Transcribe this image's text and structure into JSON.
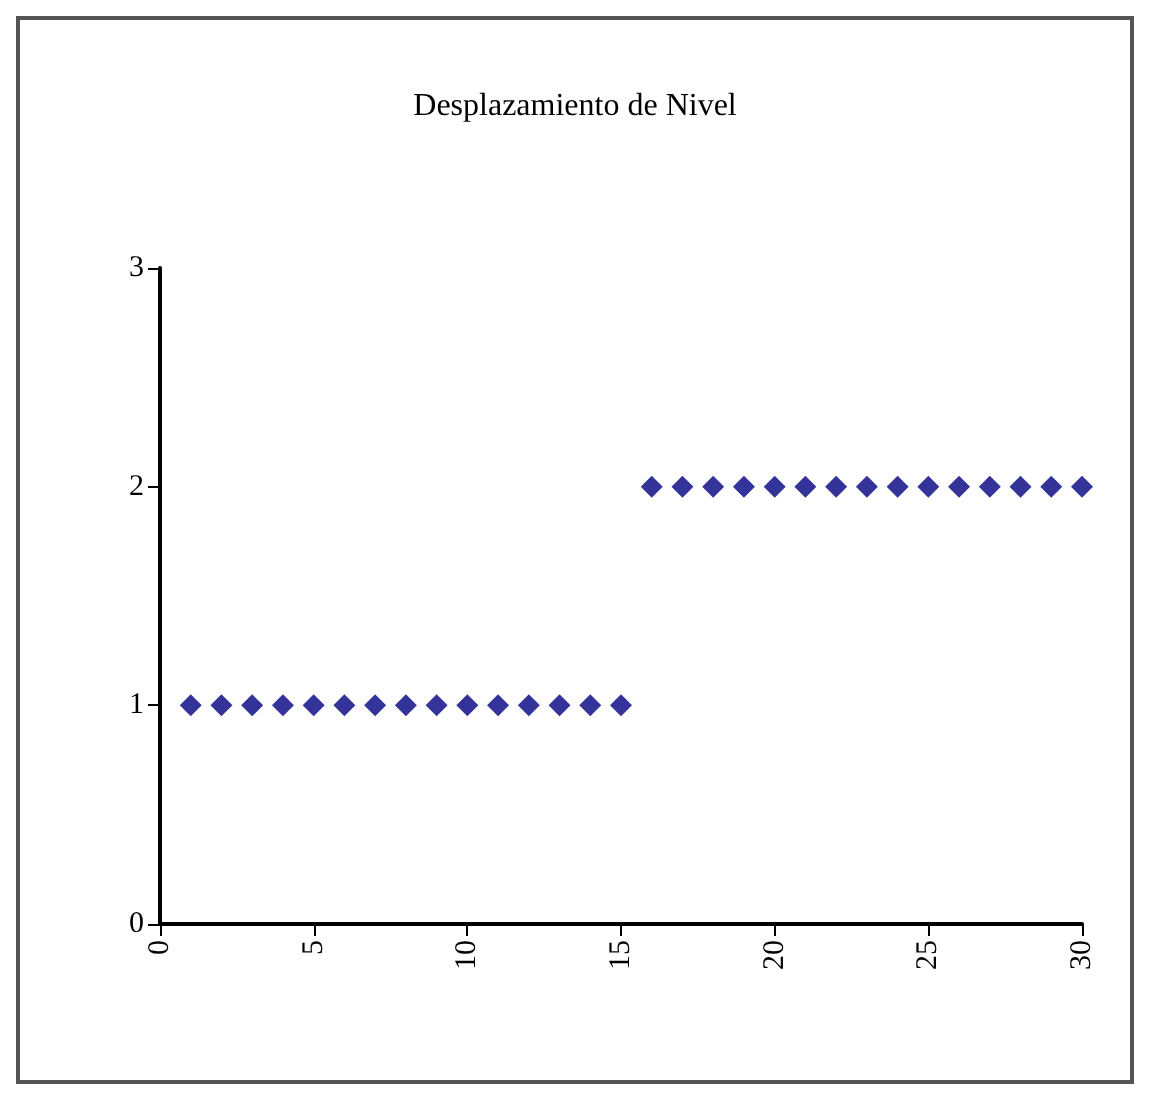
{
  "chart_data": {
    "type": "scatter",
    "title": "Desplazamiento de Nivel",
    "x": [
      1,
      2,
      3,
      4,
      5,
      6,
      7,
      8,
      9,
      10,
      11,
      12,
      13,
      14,
      15,
      16,
      17,
      18,
      19,
      20,
      21,
      22,
      23,
      24,
      25,
      26,
      27,
      28,
      29,
      30
    ],
    "series": [
      {
        "color": "#000080",
        "values": [
          1,
          1,
          1,
          1,
          1,
          1,
          1,
          1,
          1,
          1,
          1,
          1,
          1,
          1,
          1,
          2,
          2,
          2,
          2,
          2,
          2,
          2,
          2,
          2,
          2,
          2,
          2,
          2,
          2,
          2
        ]
      }
    ],
    "xlim": [
      0,
      30
    ],
    "xticks": [
      0,
      5,
      10,
      15,
      20,
      25,
      30
    ],
    "ylim": [
      0,
      3
    ],
    "yticks": [
      0,
      1,
      2,
      3
    ],
    "marker": "diamond",
    "grid": false
  }
}
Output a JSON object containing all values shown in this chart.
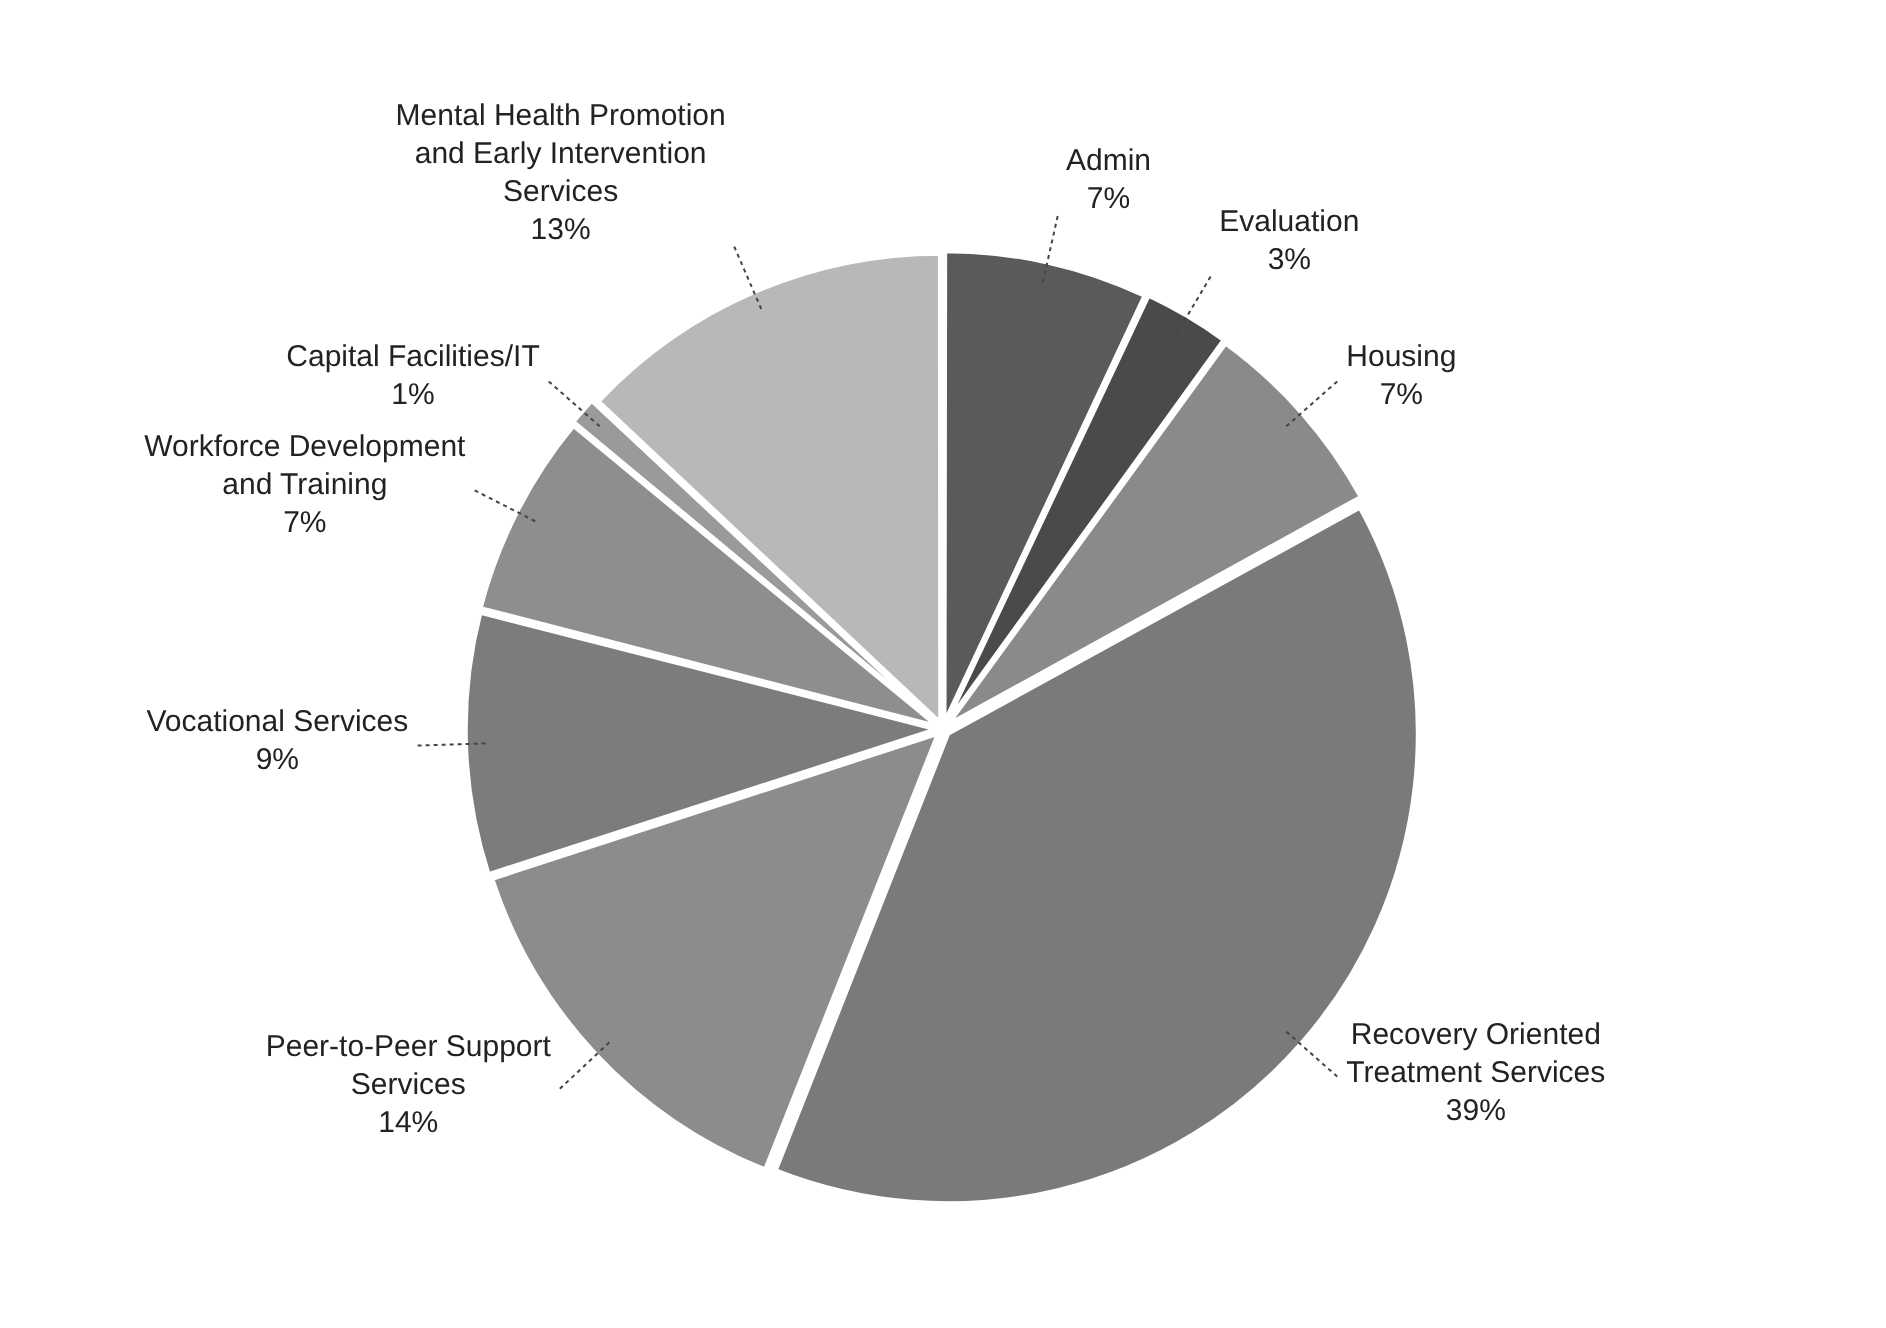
{
  "chart_data": {
    "type": "pie",
    "categories": [
      "Admin",
      "Evaluation",
      "Housing",
      "Recovery Oriented Treatment Services",
      "Peer-to-Peer Support Services",
      "Vocational Services",
      "Workforce Development and Training",
      "Capital Facilities/IT",
      "Mental Health Promotion and Early Intervention Services"
    ],
    "values": [
      7,
      3,
      7,
      39,
      14,
      9,
      7,
      1,
      13
    ],
    "value_labels": [
      "7%",
      "3%",
      "7%",
      "39%",
      "14%",
      "9%",
      "7%",
      "1%",
      "13%"
    ],
    "colors": [
      "#5a5a5a",
      "#4a4a4a",
      "#8a8a8a",
      "#7a7a7a",
      "#8c8c8c",
      "#7c7c7c",
      "#8e8e8e",
      "#9a9a9a",
      "#b8b8b8"
    ],
    "legend": false
  }
}
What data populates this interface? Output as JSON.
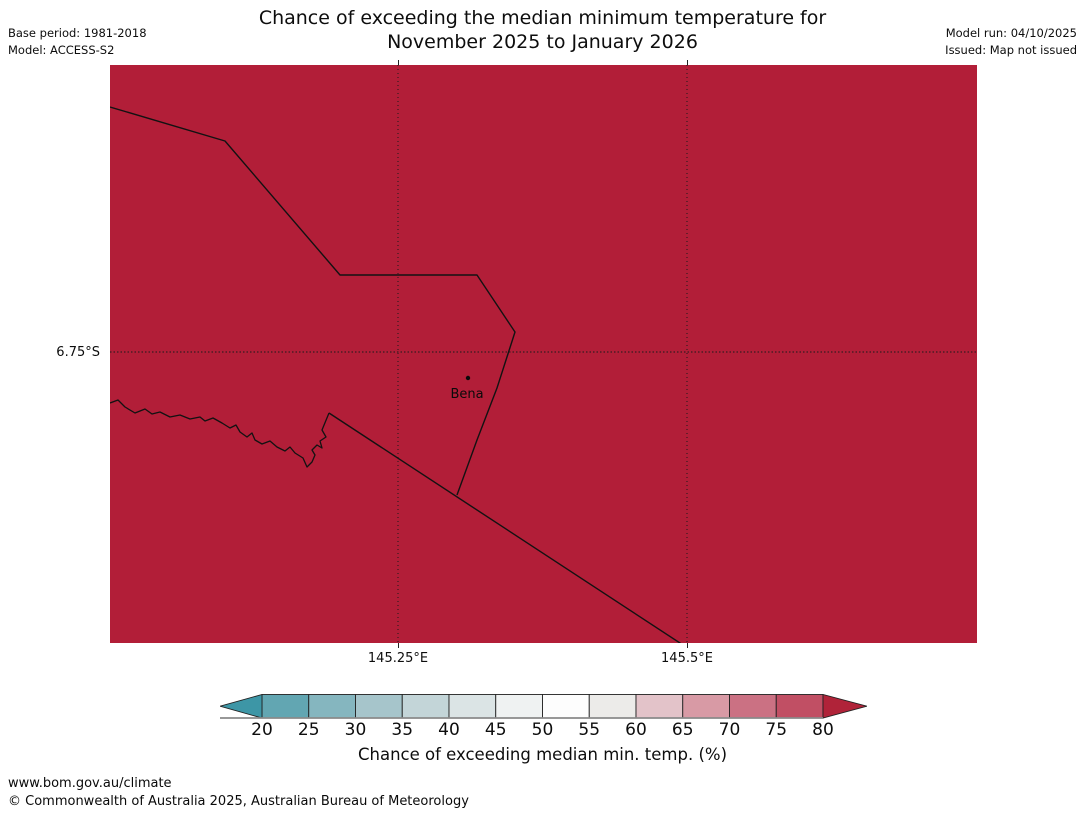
{
  "header": {
    "title_line1": "Chance of exceeding the median minimum temperature for",
    "title_line2": "November 2025 to January 2026",
    "base_period": "Base period: 1981-2018",
    "model": "Model: ACCESS-S2",
    "model_run": "Model run: 04/10/2025",
    "issued": "Issued: Map not issued"
  },
  "map": {
    "fill_color": "#B21E38",
    "town_label": "Bena",
    "y_tick_label": "6.75°S",
    "x_tick_labels": [
      "145.25°E",
      "145.5°E"
    ]
  },
  "colorbar": {
    "label": "Chance of exceeding median min. temp. (%)",
    "ticks": [
      "20",
      "25",
      "30",
      "35",
      "40",
      "45",
      "50",
      "55",
      "60",
      "65",
      "70",
      "75",
      "80"
    ],
    "segment_colors": [
      "#62A6B2",
      "#85B6BF",
      "#A6C5CB",
      "#C3D5D8",
      "#DBE4E5",
      "#EFF2F2",
      "#FDFDFD",
      "#ECEBE9",
      "#E3C3C9",
      "#D89AA5",
      "#CB7183",
      "#C14F64"
    ],
    "left_arrow_color": "#3D96A6",
    "right_arrow_color": "#B02339"
  },
  "footer": {
    "url": "www.bom.gov.au/climate",
    "copyright": "© Commonwealth of Australia 2025, Australian Bureau of Meteorology"
  },
  "chart_data": {
    "type": "heatmap",
    "title": "Chance of exceeding the median minimum temperature for November 2025 to January 2026",
    "colorbar_label": "Chance of exceeding median min. temp. (%)",
    "colorbar_ticks": [
      20,
      25,
      30,
      35,
      40,
      45,
      50,
      55,
      60,
      65,
      70,
      75,
      80
    ],
    "x_axis_ticks": [
      "145.25°E",
      "145.5°E"
    ],
    "y_axis_ticks": [
      "6.75°S"
    ],
    "towns": [
      "Bena"
    ],
    "region_shading": "uniform dark red across entire mapped area, corresponding to the >80% end of the colorbar"
  }
}
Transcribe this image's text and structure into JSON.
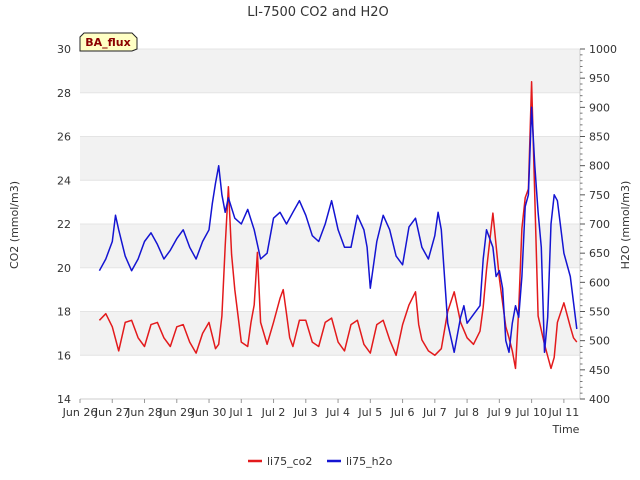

> **Problem description**: List each line of the entries that holds the string "this".

> **Full output**:
Transcribe this image's text and structure into JSON.
Output a JSON object containing all values shown in this chart.
What data populates this interface? Output as JSON.
Transcribe this image's text and structure into JSON.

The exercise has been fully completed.